====== Text shown ======

In this section, we give some notations and lemmas which will be used in this paper. Let
$$C_{T}=\bigl\{ x\mid x\in C({R},{R}), x(t+T)\equiv x(t), \forall t\in {R}\bigr\} $$
with the norm
$$\vert \varphi \vert _{0}=\max_{t\in [0,T]} \bigl\vert \varphi (t) \bigr\vert , \quad \forall \varphi \in C_{T} $$
and
$$C_{T}^{1}=\bigl\{ x\mid x\in C^{1}({R},{R}), x(t+T)\equiv x(t), \forall t \in {R}\bigr\} $$
with the norm
$$\vert \varphi \vert _{\infty }=\max_{t\in [0,T]}{\bigl\{ \vert \varphi \vert _{0}, \bigl\vert \varphi ' \bigr\vert _{0}}\bigr\} , \quad \forall \varphi \in C_{T}^{1}. $$
Clearly, \(C_{T}\) and \(C_{T}^{1}\) are Banach spaces. For each \(\phi \in C_{T}\) with \(y\in L([0,T],{R})\), let
$$\phi _{+}(t)=\max \bigl\{ \phi (t),0\bigr\} , \quad\quad \phi _{-}(t)=\max \bigl\{ -\phi (t),0\bigr\} , \quad\quad \overline{\phi }= \frac{1}{T} \int _{0}^{T}\phi (s)\,ds. $$
Clearly, for \(t\in {R}\), \(\phi (t)=\phi _{+}(t)-\phi _{-}(t)\), \(\overline{ \phi }=\overline{\phi _{+}}-\overline{\phi _{-}}\).
Since p-Laplacian \((\phi _{p}(s'))\) (\(p\neq 2\)) in (1.1) is a nonlinear operator, the famous Mawhin’s continuation theorem [27] cannot be directly applied to (1.1). Fortunately, Manásevich and Mawhin [1] obtained the following continuation theorem for nonlinear systems with p-Laplacian-like operators.
Theorem 2.1
Assume that
Ω
is an open bounded set in
\(C_{T}\)
such that the following conditions hold.
-
(1)
For each
\(\lambda \in (0,1)\), the problem
$$\bigl(\phi _{p}\bigl(u'\bigr)\bigr)'= \lambda f\bigl(t,u,u'\bigr), \quad\quad u(0)=u(T), \quad\quad u'(0)=u'(T), $$
has no solution on
∂Ω.
-
(2)
The equation
$$\mathcal{F}(a)=\frac{1}{T} \int _{0}^{T}f(t,a,0)\,dt=0 $$
has no solution on
\(\partial \varOmega \cap {R}^{N}\).

======

Problems –
**1)** In the passage on periodic function spaces, who obtained the continuation theorem for nonlinear systems with p-Laplacian-like operators?
**2)** Decide whether each statement agrees with the passage on periodic function spaces, and answer yes or no with the deciding words quoted from it: (a) \(C_{T}\) and \(C_{T}^{1}\) are Banach spaces. (b) Mawhin's continuation theorem can be applied directly to (1.1). (c) In Theorem 2.1, Ω is an open bounded set in \(C_{T}^{1}\).
**3)** Extend the passage on periodic function spaces, starting after its last line.
The lines after this passage come from a separate source.

====== Dataset extract ======

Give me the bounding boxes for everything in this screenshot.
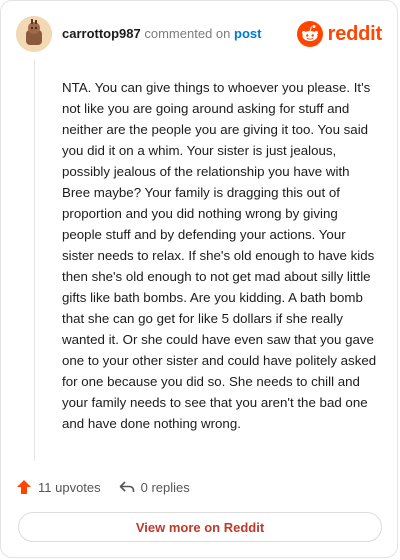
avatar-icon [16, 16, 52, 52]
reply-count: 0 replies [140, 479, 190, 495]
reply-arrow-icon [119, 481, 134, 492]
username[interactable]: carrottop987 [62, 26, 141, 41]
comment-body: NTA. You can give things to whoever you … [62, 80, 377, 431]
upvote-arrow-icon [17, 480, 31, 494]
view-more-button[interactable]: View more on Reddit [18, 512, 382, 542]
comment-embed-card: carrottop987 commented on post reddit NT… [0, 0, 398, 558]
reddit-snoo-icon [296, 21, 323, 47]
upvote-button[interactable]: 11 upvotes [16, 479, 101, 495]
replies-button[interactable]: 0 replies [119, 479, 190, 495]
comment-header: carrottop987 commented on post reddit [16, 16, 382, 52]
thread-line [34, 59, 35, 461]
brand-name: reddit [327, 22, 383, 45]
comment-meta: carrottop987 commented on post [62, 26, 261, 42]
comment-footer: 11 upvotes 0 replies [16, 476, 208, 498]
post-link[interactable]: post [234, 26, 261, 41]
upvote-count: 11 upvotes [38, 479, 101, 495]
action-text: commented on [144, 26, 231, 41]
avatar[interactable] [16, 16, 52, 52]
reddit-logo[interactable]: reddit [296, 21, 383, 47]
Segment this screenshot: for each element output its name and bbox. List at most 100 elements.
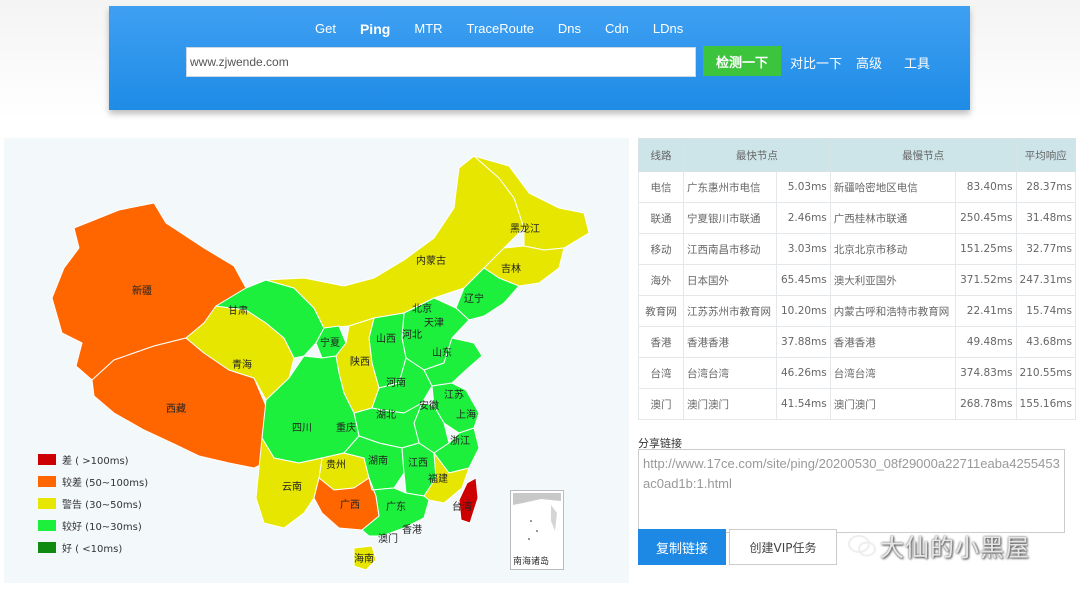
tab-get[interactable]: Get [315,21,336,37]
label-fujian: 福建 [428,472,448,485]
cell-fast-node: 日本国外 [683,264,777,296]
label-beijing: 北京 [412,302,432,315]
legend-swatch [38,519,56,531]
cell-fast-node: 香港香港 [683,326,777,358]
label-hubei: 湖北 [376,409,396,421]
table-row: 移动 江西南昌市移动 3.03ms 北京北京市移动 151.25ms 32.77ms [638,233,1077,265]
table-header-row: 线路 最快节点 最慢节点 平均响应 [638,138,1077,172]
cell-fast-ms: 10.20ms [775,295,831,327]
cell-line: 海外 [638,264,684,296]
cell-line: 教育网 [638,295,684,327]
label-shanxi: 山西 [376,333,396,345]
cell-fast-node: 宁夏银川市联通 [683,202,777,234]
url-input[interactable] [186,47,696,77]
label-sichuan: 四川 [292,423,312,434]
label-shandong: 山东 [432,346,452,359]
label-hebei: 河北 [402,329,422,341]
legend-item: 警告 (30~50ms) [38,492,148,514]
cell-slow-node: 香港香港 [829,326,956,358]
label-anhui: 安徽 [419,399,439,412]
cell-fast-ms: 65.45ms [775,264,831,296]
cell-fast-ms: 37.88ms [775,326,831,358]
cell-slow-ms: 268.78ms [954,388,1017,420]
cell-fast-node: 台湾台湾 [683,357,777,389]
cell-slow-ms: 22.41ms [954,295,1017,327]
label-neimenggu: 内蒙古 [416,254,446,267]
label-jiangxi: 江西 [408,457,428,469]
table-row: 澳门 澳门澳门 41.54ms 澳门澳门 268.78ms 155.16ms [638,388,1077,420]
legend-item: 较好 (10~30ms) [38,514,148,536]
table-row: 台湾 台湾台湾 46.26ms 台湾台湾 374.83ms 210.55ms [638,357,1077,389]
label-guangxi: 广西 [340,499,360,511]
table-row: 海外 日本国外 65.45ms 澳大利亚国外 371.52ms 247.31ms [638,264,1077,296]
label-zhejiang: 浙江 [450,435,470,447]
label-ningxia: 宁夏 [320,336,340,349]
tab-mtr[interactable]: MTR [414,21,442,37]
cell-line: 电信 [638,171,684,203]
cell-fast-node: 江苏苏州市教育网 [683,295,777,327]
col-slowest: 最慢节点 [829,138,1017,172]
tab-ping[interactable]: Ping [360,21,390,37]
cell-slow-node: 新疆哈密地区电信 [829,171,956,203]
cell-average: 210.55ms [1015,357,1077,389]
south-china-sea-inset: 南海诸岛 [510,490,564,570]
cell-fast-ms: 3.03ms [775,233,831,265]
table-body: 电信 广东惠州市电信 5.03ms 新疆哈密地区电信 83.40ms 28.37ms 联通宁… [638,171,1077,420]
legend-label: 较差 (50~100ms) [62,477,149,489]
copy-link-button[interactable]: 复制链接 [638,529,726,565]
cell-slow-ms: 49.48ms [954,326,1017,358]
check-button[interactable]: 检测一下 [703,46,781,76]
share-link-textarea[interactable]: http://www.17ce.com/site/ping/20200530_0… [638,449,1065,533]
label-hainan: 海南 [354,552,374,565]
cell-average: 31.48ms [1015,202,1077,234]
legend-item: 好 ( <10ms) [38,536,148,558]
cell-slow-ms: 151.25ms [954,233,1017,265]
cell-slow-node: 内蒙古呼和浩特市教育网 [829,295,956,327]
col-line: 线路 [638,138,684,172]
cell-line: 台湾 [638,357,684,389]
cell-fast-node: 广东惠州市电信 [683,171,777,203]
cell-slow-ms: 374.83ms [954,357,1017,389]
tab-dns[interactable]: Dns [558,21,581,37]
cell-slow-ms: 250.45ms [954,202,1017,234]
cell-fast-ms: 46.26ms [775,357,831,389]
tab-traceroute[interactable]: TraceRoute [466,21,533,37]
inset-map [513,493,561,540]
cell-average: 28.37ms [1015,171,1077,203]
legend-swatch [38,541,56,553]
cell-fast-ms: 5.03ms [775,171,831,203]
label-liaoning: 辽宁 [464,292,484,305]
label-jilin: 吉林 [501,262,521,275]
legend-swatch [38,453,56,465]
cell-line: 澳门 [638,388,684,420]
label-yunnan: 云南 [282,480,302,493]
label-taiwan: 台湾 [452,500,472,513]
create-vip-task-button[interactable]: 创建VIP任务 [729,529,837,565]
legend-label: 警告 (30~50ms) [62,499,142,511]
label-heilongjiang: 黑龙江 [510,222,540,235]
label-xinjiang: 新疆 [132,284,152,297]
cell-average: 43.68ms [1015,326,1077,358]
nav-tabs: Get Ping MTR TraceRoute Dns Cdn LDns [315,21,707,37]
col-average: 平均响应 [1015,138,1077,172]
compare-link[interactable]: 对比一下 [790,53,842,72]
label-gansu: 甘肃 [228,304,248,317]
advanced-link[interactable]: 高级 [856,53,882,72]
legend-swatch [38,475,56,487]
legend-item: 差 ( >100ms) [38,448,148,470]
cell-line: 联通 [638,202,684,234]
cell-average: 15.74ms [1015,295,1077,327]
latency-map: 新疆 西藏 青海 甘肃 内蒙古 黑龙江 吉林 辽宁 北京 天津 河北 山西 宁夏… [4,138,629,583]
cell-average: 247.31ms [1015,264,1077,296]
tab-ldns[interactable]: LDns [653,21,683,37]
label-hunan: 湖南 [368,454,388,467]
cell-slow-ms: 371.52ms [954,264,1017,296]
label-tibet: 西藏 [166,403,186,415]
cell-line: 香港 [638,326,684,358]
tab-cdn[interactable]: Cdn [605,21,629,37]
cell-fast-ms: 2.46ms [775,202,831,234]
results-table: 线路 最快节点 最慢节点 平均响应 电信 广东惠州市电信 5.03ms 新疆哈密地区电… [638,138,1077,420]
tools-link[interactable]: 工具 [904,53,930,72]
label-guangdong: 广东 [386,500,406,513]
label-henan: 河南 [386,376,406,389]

======

Exercise results –
**1)** Manásevich and Mawhin.

**2)**
(a) Yes: "Clearly, \(C_{T}\) and \(C_{T}^{1}\) are Banach spaces."
(b) No: "the famous Mawhin’s continuation theorem [27] cannot be directly applied to (1.1)"
(c) No: "is an open bounded set in \(C_{T}\)"

**3)**
-
(3)
The Brouwer degree
$$d_{B}\bigl(\mathcal{F},\varOmega \cap {R}^{N},0\bigr)\neq 0. $$
Then problem
$$\bigl(\phi _{p}\bigl(u'\bigr)\bigr)=f \bigl(t,u,u'\bigr), \quad\quad u(0)=u(T), \quad\quad u'(0)=u'(T), $$
has a solution in
Ω̅.
Lemma 2.1
([4])
Let
\(u\in C([0,\omega ],{R})\)
be an arbitrary absolutely continuous function with
\(u(0)=u(\omega )\). Then the inequality
$$\bigl(\max u(t)-\min u(t)\bigr)^{2}\leq \frac{\omega }{4} \int _{0}^{\omega } \bigl\vert u'(s) \bigr\vert ^{2}\,ds $$
holds. Throughout this paper, assume that
$$\overline{\alpha _{1}}, \overline{\alpha _{2}}>0. $$
Now, consider the equation
$$ \bigl(\phi _{p}\bigl(x'(t)\bigr) \bigr)'+ \lambda \bigl[f\bigl(x(t)\bigr)x'(t)+\alpha _{1}(t)g \bigl(x(t)\bigr)\bigr]= \lambda \frac{\alpha _{2}(t)}{x^{\mu }}, \quad \lambda \in (0,1]. $$
(2.1)
Let
$$\begin{aligned} \varOmega ={}&\biggl\{ x\in C_{T}^{1}: \bigl(\phi _{p}\bigl(x'(t)\bigr) \bigr)'+\lambda \bigl[f\bigl(x(t)\bigr)x'(t)+ \alpha _{1}(t)g\bigl(x(t) \bigr)\bigr]= \lambda \frac{\alpha _{2}(t)}{x^{\mu }}, \\&\lambda \in (0,1], x(t)>0, t\in [0,T] \biggr\} . \end{aligned}$$
Lemma 2.2
Assume that there exist positive constants
\(g_{L}\)
and
\(g_{M}\)
such that
$$g_{L}\leq g(u)\leq g_{M}, \quad \forall u\in {R}. $$
Furthermore, assume
\(\overline{(\alpha _{2})_{+}}>0\), \(g_{L}\overline{( \alpha _{1})_{+}}-g_{M}\overline{(\alpha _{1})_{-}}>0\). Then, for each
\(u\in \varOmega \), there are constants
\(\eta _{1},\eta _{2}\in [0,T]\)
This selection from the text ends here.